Start of EXCERPTED DATA

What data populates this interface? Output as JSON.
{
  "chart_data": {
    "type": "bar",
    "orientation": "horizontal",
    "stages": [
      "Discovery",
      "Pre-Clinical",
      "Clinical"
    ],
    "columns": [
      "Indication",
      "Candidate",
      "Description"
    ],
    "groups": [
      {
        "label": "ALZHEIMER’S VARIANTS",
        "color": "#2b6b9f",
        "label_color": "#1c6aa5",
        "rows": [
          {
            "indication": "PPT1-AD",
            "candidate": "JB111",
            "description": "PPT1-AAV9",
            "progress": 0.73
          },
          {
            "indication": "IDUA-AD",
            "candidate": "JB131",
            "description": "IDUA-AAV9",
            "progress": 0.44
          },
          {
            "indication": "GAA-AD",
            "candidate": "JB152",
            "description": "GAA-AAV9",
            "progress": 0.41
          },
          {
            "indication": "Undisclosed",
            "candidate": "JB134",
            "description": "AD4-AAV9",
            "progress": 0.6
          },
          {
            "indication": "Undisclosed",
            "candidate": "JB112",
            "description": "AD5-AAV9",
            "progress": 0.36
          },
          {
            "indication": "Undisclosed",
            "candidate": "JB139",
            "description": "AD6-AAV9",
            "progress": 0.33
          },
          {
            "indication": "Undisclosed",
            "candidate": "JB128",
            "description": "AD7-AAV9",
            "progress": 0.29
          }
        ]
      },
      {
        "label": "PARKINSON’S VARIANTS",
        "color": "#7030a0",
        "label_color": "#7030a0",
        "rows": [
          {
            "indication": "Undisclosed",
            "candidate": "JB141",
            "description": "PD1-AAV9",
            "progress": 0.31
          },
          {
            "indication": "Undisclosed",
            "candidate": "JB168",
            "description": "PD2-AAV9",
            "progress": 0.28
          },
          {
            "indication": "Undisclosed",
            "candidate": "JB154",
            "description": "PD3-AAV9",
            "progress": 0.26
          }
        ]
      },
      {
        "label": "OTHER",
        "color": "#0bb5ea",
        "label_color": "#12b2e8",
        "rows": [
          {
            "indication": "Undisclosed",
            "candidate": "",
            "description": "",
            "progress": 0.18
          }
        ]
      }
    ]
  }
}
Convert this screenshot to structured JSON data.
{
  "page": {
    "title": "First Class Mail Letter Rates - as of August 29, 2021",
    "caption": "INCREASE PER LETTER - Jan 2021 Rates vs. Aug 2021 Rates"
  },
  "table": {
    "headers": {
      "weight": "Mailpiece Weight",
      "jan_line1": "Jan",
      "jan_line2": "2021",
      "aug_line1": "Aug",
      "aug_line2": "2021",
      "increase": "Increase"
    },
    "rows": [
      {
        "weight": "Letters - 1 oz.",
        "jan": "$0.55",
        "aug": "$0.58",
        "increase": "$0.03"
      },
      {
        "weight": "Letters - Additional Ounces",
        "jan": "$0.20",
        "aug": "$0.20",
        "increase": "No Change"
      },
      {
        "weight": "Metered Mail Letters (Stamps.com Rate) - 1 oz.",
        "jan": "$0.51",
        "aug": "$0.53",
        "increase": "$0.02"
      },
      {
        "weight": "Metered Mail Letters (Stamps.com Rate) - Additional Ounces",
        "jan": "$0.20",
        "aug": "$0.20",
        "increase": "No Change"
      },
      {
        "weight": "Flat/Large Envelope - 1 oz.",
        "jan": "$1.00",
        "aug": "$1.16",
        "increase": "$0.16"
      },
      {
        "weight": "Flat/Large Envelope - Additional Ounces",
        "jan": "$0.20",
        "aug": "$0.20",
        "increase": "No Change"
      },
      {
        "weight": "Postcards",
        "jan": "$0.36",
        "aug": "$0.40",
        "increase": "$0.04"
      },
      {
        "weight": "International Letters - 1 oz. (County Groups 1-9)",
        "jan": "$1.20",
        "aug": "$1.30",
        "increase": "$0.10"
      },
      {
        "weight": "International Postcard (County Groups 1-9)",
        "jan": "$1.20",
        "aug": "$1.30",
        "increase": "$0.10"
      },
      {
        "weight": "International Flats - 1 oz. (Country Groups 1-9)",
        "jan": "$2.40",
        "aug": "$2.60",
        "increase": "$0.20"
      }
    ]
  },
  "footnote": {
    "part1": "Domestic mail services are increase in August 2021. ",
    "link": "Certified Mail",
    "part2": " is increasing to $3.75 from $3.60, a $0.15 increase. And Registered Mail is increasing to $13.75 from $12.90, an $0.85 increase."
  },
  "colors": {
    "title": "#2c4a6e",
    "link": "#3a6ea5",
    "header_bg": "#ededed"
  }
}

End of EXCERPTED DATA

Reproduce every line of the data verbatim.

* _SOLUTION_
What data populates this interface? Output as JSON.
{
  "chart_data": {
    "type": "bar",
    "orientation": "horizontal",
    "stages": [
      "Discovery",
      "Pre-Clinical",
      "Clinical"
    ],
    "columns": [
      "Indication",
      "Candidate",
      "Description"
    ],
    "groups": [
      {
        "label": "ALZHEIMER’S VARIANTS",
        "color": "#2b6b9f",
        "label_color": "#1c6aa5",
        "rows": [
          {
            "indication": "PPT1-AD",
            "candidate": "JB111",
            "description": "PPT1-AAV9",
            "progress": 0.73
          },
          {
            "indication": "IDUA-AD",
            "candidate": "JB131",
            "description": "IDUA-AAV9",
            "progress": 0.44
          },
          {
            "indication": "GAA-AD",
            "candidate": "JB152",
            "description": "GAA-AAV9",
            "progress": 0.41
          },
          {
            "indication": "Undisclosed",
            "candidate": "JB134",
            "description": "AD4-AAV9",
            "progress": 0.6
          },
          {
            "indication": "Undisclosed",
            "candidate": "JB112",
            "description": "AD5-AAV9",
            "progress": 0.36
          },
          {
            "indication": "Undisclosed",
            "candidate": "JB139",
            "description": "AD6-AAV9",
            "progress": 0.33
          },
          {
            "indication": "Undisclosed",
            "candidate": "JB128",
            "description": "AD7-AAV9",
            "progress": 0.29
          }
        ]
      },
      {
        "label": "PARKINSON’S VARIANTS",
        "color": "#7030a0",
        "label_color": "#7030a0",
        "rows": [
          {
            "indication": "Undisclosed",
            "candidate": "JB141",
            "description": "PD1-AAV9",
            "progress": 0.31
          },
          {
            "indication": "Undisclosed",
            "candidate": "JB168",
            "description": "PD2-AAV9",
            "progress": 0.28
          },
          {
            "indication": "Undisclosed",
            "candidate": "JB154",
            "description": "PD3-AAV9",
            "progress": 0.26
          }
        ]
      },
      {
        "label": "OTHER",
        "color": "#0bb5ea",
        "label_color": "#12b2e8",
        "rows": [
          {
            "indication": "Undisclosed",
            "candidate": "",
            "description": "",
            "progress": 0.18
          }
        ]
      }
    ]
  }
}
Convert this screenshot to structured JSON data.
{
  "page": {
    "title": "First Class Mail Letter Rates - as of August 29, 2021",
    "caption": "INCREASE PER LETTER - Jan 2021 Rates vs. Aug 2021 Rates"
  },
  "table": {
    "headers": {
      "weight": "Mailpiece Weight",
      "jan_line1": "Jan",
      "jan_line2": "2021",
      "aug_line1": "Aug",
      "aug_line2": "2021",
      "increase": "Increase"
    },
    "rows": [
      {
        "weight": "Letters - 1 oz.",
        "jan": "$0.55",
        "aug": "$0.58",
        "increase": "$0.03"
      },
      {
        "weight": "Letters - Additional Ounces",
        "jan": "$0.20",
        "aug": "$0.20",
        "increase": "No Change"
      },
      {
        "weight": "Metered Mail Letters (Stamps.com Rate) - 1 oz.",
        "jan": "$0.51",
        "aug": "$0.53",
        "increase": "$0.02"
      },
      {
        "weight": "Metered Mail Letters (Stamps.com Rate) - Additional Ounces",
        "jan": "$0.20",
        "aug": "$0.20",
        "increase": "No Change"
      },
      {
        "weight": "Flat/Large Envelope - 1 oz.",
        "jan": "$1.00",
        "aug": "$1.16",
        "increase": "$0.16"
      },
      {
        "weight": "Flat/Large Envelope - Additional Ounces",
        "jan": "$0.20",
        "aug": "$0.20",
        "increase": "No Change"
      },
      {
        "weight": "Postcards",
        "jan": "$0.36",
        "aug": "$0.40",
        "increase": "$0.04"
      },
      {
        "weight": "International Letters - 1 oz. (County Groups 1-9)",
        "jan": "$1.20",
        "aug": "$1.30",
        "increase": "$0.10"
      },
      {
        "weight": "International Postcard (County Groups 1-9)",
        "jan": "$1.20",
        "aug": "$1.30",
        "increase": "$0.10"
      },
      {
        "weight": "International Flats - 1 oz. (Country Groups 1-9)",
        "jan": "$2.40",
        "aug": "$2.60",
        "increase": "$0.20"
      }
    ]
  },
  "footnote": {
    "part1": "Domestic mail services are increase in August 2021. ",
    "link": "Certified Mail",
    "part2": " is increasing to $3.75 from $3.60, a $0.15 increase. And Registered Mail is increasing to $13.75 from $12.90, an $0.85 increase."
  },
  "colors": {
    "title": "#2c4a6e",
    "link": "#3a6ea5",
    "header_bg": "#ededed"
  }
}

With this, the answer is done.